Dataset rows
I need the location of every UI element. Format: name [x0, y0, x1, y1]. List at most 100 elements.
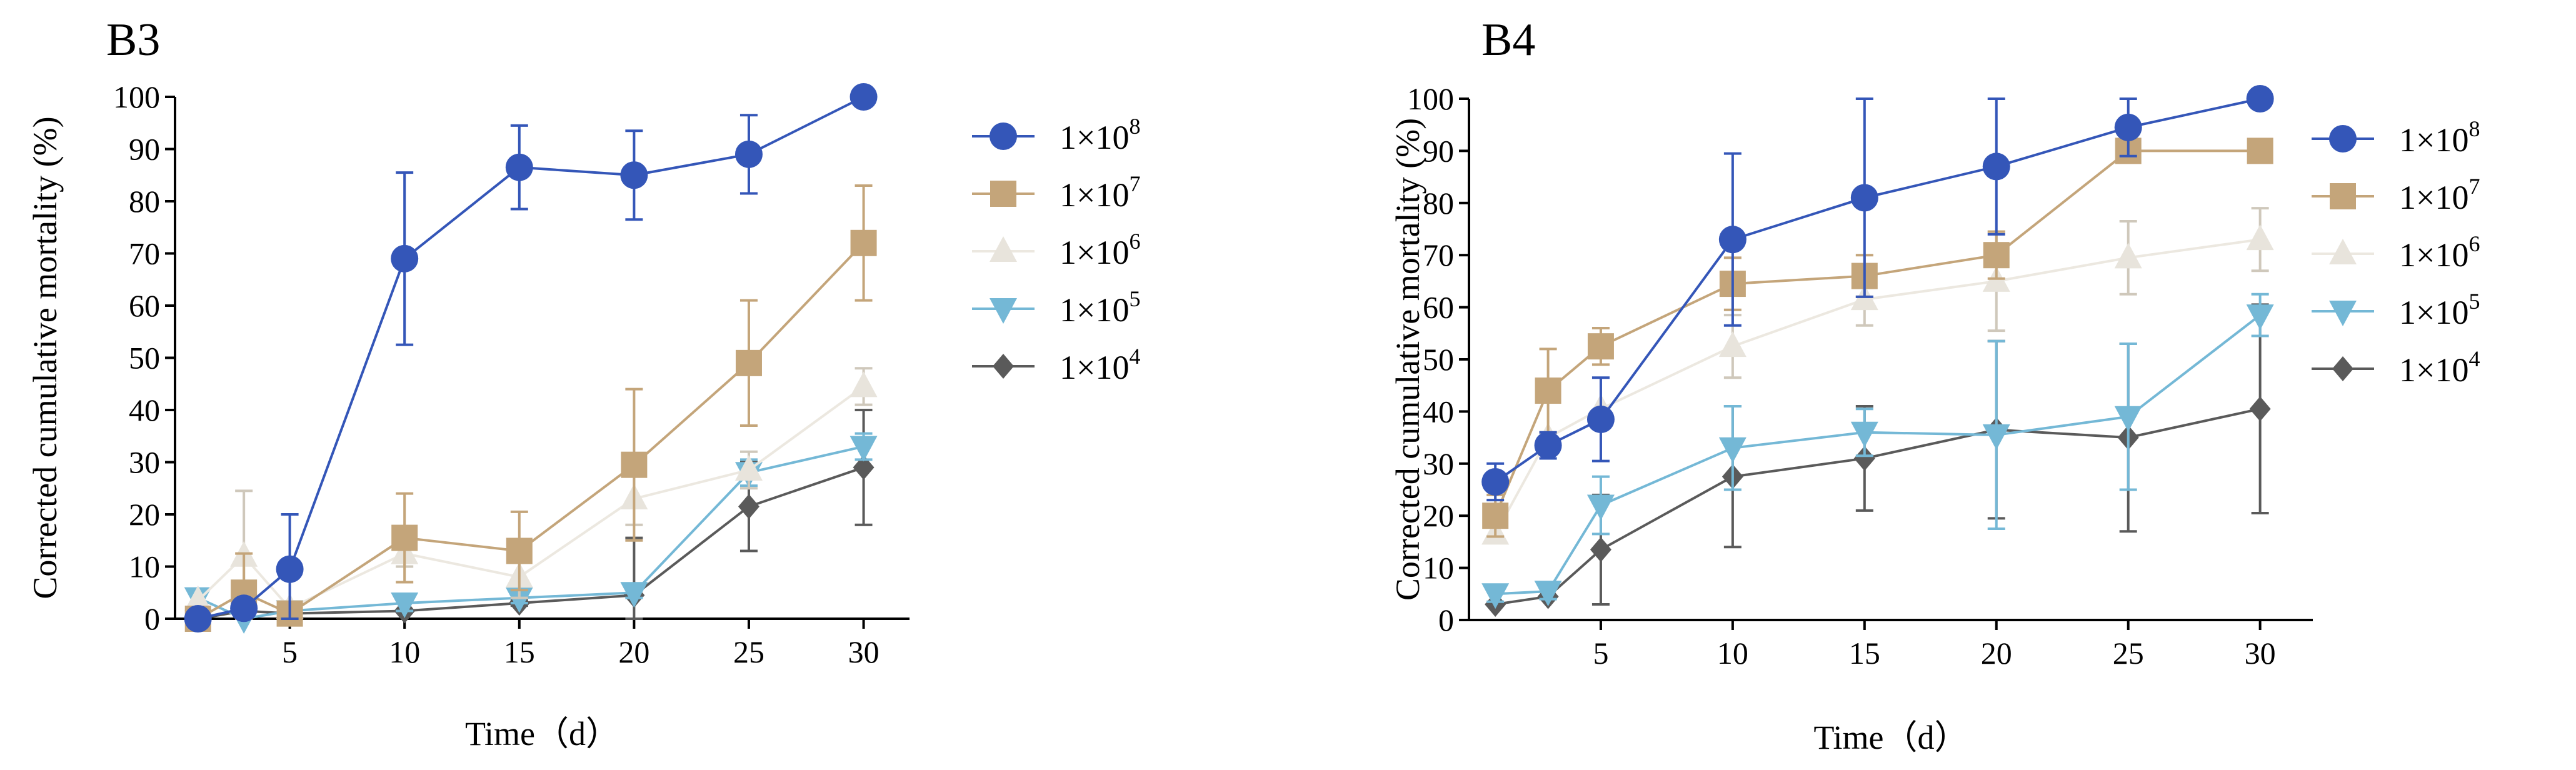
data-point [735, 349, 762, 376]
data-point [853, 454, 875, 480]
data-point [2114, 113, 2142, 141]
data-point [1982, 152, 2010, 181]
legend-marker [2329, 125, 2357, 152]
legend-marker [2329, 239, 2357, 264]
y-tick-label: 50 [129, 341, 160, 376]
data-point [620, 582, 648, 608]
legend-label: 1×107 [1060, 171, 1140, 214]
legend-exponent: 5 [2468, 289, 2480, 314]
data-point [1850, 421, 1878, 448]
x-tick-label: 30 [2245, 636, 2276, 671]
data-point [1587, 333, 1614, 360]
data-point [1718, 331, 1747, 358]
legend-entry: 1×105 [2312, 289, 2480, 331]
series-triangle-down [1481, 292, 2274, 609]
data-point [1850, 184, 1878, 212]
series-line [197, 445, 865, 621]
y-tick-label: 80 [129, 184, 160, 219]
y-tick-label: 70 [1423, 238, 1454, 272]
y-tick-label: 20 [129, 497, 160, 532]
legend-label: 1×106 [2399, 231, 2480, 274]
legend-base: 1×10 [2399, 179, 2468, 216]
legend-marker [990, 236, 1017, 262]
data-point [738, 494, 759, 519]
legend-label: 1×107 [2399, 174, 2480, 216]
legend-exponent: 4 [1129, 344, 1140, 369]
legend-entry: 1×105 [972, 286, 1140, 329]
legend-entry: 1×104 [972, 344, 1140, 386]
y-tick-label: 100 [113, 79, 160, 114]
data-point [2114, 406, 2142, 432]
data-point [621, 451, 648, 478]
legend-exponent: 8 [1129, 114, 1140, 139]
y-tick-label: 10 [129, 549, 160, 584]
data-point [391, 524, 418, 551]
legend-label: 1×106 [1060, 229, 1140, 271]
data-point [1590, 537, 1611, 562]
y-tick-label: 100 [1407, 81, 1454, 116]
y-tick-label: 0 [1438, 602, 1454, 638]
data-point [850, 229, 877, 256]
data-point [1853, 446, 1875, 471]
legend-exponent: 6 [1129, 229, 1140, 254]
y-tick-label: 10 [1423, 551, 1454, 586]
chart-panel-b3: B3 0 10 20 30 40 50 60 70 80 90 100 5 10 15 20 25 30 Time（… [26, 14, 1140, 752]
data-point [391, 244, 419, 272]
legend-label: 1×104 [2399, 346, 2480, 389]
series-line [1495, 314, 2261, 596]
data-point [849, 83, 878, 111]
data-point [734, 140, 763, 168]
y-tick-label: 50 [1423, 342, 1454, 377]
legend-label: 1×104 [1060, 344, 1140, 386]
x-tick-label: 15 [504, 634, 535, 669]
chart-panel-b4: B4 0 10 20 30 40 50 60 70 80 90 100 5 10 15 20 25 30 Time（… [1389, 14, 2480, 756]
x-tick-label: 20 [618, 634, 649, 669]
legend-base: 1×10 [1060, 119, 1129, 156]
x-tick-label: 5 [282, 634, 298, 669]
data-point [505, 153, 533, 181]
data-point [849, 371, 878, 398]
series-circle [1481, 85, 2274, 502]
legend-exponent: 5 [1129, 286, 1140, 311]
x-tick-label: 25 [733, 634, 764, 669]
legend-marker [990, 181, 1016, 207]
data-point [1982, 424, 2010, 450]
legend-exponent: 7 [2468, 174, 2480, 199]
data-point [849, 436, 878, 462]
legend-base: 1×10 [2399, 121, 2468, 159]
legend-entry: 1×104 [2312, 346, 2480, 389]
legend-exponent: 7 [1129, 171, 1140, 196]
y-tick-label: 30 [1423, 446, 1454, 481]
data-point [1586, 494, 1615, 521]
legend-base: 1×10 [1060, 176, 1129, 214]
y-axis-label: Corrected cumulative mortality (%) [1389, 118, 1426, 601]
x-tick-label: 10 [1717, 636, 1748, 671]
legend-exponent: 4 [2468, 346, 2480, 371]
data-point [2114, 242, 2142, 269]
x-tick-label: 15 [1849, 636, 1880, 671]
data-point [1534, 431, 1562, 459]
x-tick-label: 25 [2113, 636, 2144, 671]
data-point [1482, 502, 1509, 529]
x-tick-label: 30 [848, 634, 880, 669]
data-point [2249, 396, 2271, 422]
data-point [391, 592, 419, 618]
legend-exponent: 6 [2468, 231, 2480, 256]
y-tick-label: 90 [129, 132, 160, 167]
x-tick-label: 20 [1981, 636, 2012, 671]
series-line [1495, 408, 2261, 606]
y-tick-label: 40 [1423, 394, 1454, 429]
data-point [620, 161, 648, 189]
panel-title: B4 [1481, 14, 1535, 66]
legend-base: 1×10 [2399, 294, 2468, 331]
legend-label: 1×108 [2399, 116, 2480, 159]
x-axis-label: Time（d） [465, 715, 619, 752]
data-point [2246, 304, 2274, 331]
data-point [506, 538, 533, 564]
data-point [2246, 224, 2274, 251]
data-point [1481, 468, 1510, 496]
x-tick-label: 10 [389, 634, 420, 669]
data-point [184, 585, 212, 611]
legend-entry: 1×108 [972, 114, 1140, 156]
panel-title: B3 [106, 14, 160, 66]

# Exercise details
Please copy every row above word for word, leaving out the pictures.

# Exercise output
I need the location of every UI element. Format: name [x0, y0, x1, y1]. List at most 100 elements.
data-point [735, 349, 762, 376]
data-point [853, 454, 875, 480]
data-point [2114, 113, 2142, 141]
data-point [1982, 152, 2010, 181]
legend-marker [2329, 125, 2357, 152]
legend-marker [2329, 239, 2357, 264]
y-tick-label: 50 [129, 341, 160, 376]
data-point [620, 582, 648, 608]
legend-label: 1×107 [1060, 171, 1140, 214]
legend-exponent: 5 [2468, 289, 2480, 314]
data-point [1850, 421, 1878, 448]
x-tick-label: 30 [2245, 636, 2276, 671]
data-point [1587, 333, 1614, 360]
data-point [1718, 331, 1747, 358]
legend-entry: 1×105 [2312, 289, 2480, 331]
series-triangle-down [1481, 292, 2274, 609]
data-point [1850, 184, 1878, 212]
series-line [197, 445, 865, 621]
y-tick-label: 80 [129, 184, 160, 219]
y-tick-label: 70 [1423, 238, 1454, 272]
y-tick-label: 20 [129, 497, 160, 532]
legend-label: 1×106 [2399, 231, 2480, 274]
legend-base: 1×10 [2399, 179, 2468, 216]
legend-marker [990, 236, 1017, 262]
data-point [738, 494, 759, 519]
legend-label: 1×107 [2399, 174, 2480, 216]
legend-exponent: 4 [1129, 344, 1140, 369]
legend-entry: 1×105 [972, 286, 1140, 329]
legend-entry: 1×104 [972, 344, 1140, 386]
y-tick-label: 100 [113, 79, 160, 114]
data-point [2114, 406, 2142, 432]
data-point [621, 451, 648, 478]
legend-exponent: 8 [1129, 114, 1140, 139]
y-tick-label: 10 [129, 549, 160, 584]
data-point [391, 524, 418, 551]
legend-label: 1×106 [1060, 229, 1140, 271]
data-point [1590, 537, 1611, 562]
y-tick-label: 100 [1407, 81, 1454, 116]
y-tick-label: 0 [1438, 602, 1454, 638]
data-point [850, 229, 877, 256]
data-point [1853, 446, 1875, 471]
legend-exponent: 6 [1129, 229, 1140, 254]
y-tick-label: 10 [1423, 551, 1454, 586]
chart-panel-b3: B3 0 10 20 30 40 50 60 70 80 90 100 5 10 15 20 25 30 Time（… [26, 14, 1140, 752]
data-point [391, 244, 419, 272]
legend-label: 1×104 [2399, 346, 2480, 389]
series-line [1495, 314, 2261, 596]
data-point [849, 83, 878, 111]
data-point [734, 140, 763, 168]
y-tick-label: 50 [1423, 342, 1454, 377]
legend-label: 1×104 [1060, 344, 1140, 386]
x-tick-label: 15 [504, 634, 535, 669]
chart-panel-b4: B4 0 10 20 30 40 50 60 70 80 90 100 5 10 15 20 25 30 Time（… [1389, 14, 2480, 756]
x-tick-label: 20 [618, 634, 649, 669]
legend-base: 1×10 [1060, 119, 1129, 156]
x-tick-label: 5 [282, 634, 298, 669]
data-point [505, 153, 533, 181]
data-point [849, 371, 878, 398]
series-circle [1481, 85, 2274, 502]
legend-exponent: 5 [1129, 286, 1140, 311]
x-tick-label: 25 [733, 634, 764, 669]
legend-marker [990, 181, 1016, 207]
data-point [1982, 424, 2010, 450]
legend-exponent: 7 [2468, 174, 2480, 199]
data-point [849, 436, 878, 462]
legend-base: 1×10 [2399, 121, 2468, 159]
legend-entry: 1×104 [2312, 346, 2480, 389]
legend-exponent: 7 [1129, 171, 1140, 196]
y-tick-label: 30 [1423, 446, 1454, 481]
data-point [1586, 494, 1615, 521]
legend-base: 1×10 [1060, 176, 1129, 214]
y-axis-label: Corrected cumulative mortality (%) [1389, 118, 1426, 601]
x-tick-label: 10 [1717, 636, 1748, 671]
legend-exponent: 4 [2468, 346, 2480, 371]
data-point [2114, 242, 2142, 269]
x-tick-label: 15 [1849, 636, 1880, 671]
data-point [1534, 431, 1562, 459]
x-tick-label: 25 [2113, 636, 2144, 671]
data-point [1482, 502, 1509, 529]
x-tick-label: 30 [848, 634, 880, 669]
data-point [2249, 396, 2271, 422]
data-point [391, 592, 419, 618]
legend-exponent: 6 [2468, 231, 2480, 256]
y-tick-label: 90 [129, 132, 160, 167]
x-tick-label: 20 [1981, 636, 2012, 671]
series-line [1495, 408, 2261, 606]
y-tick-label: 40 [1423, 394, 1454, 429]
data-point [620, 161, 648, 189]
panel-title: B4 [1481, 14, 1535, 66]
legend-base: 1×10 [2399, 294, 2468, 331]
legend-label: 1×108 [2399, 116, 2480, 159]
x-axis-label: Time（d） [465, 715, 619, 752]
data-point [2246, 304, 2274, 331]
data-point [506, 538, 533, 564]
data-point [2246, 224, 2274, 251]
data-point [1481, 468, 1510, 496]
x-tick-label: 10 [389, 634, 420, 669]
data-point [184, 585, 212, 611]
legend-entry: 1×108 [972, 114, 1140, 156]
panel-title: B3 [106, 14, 160, 66]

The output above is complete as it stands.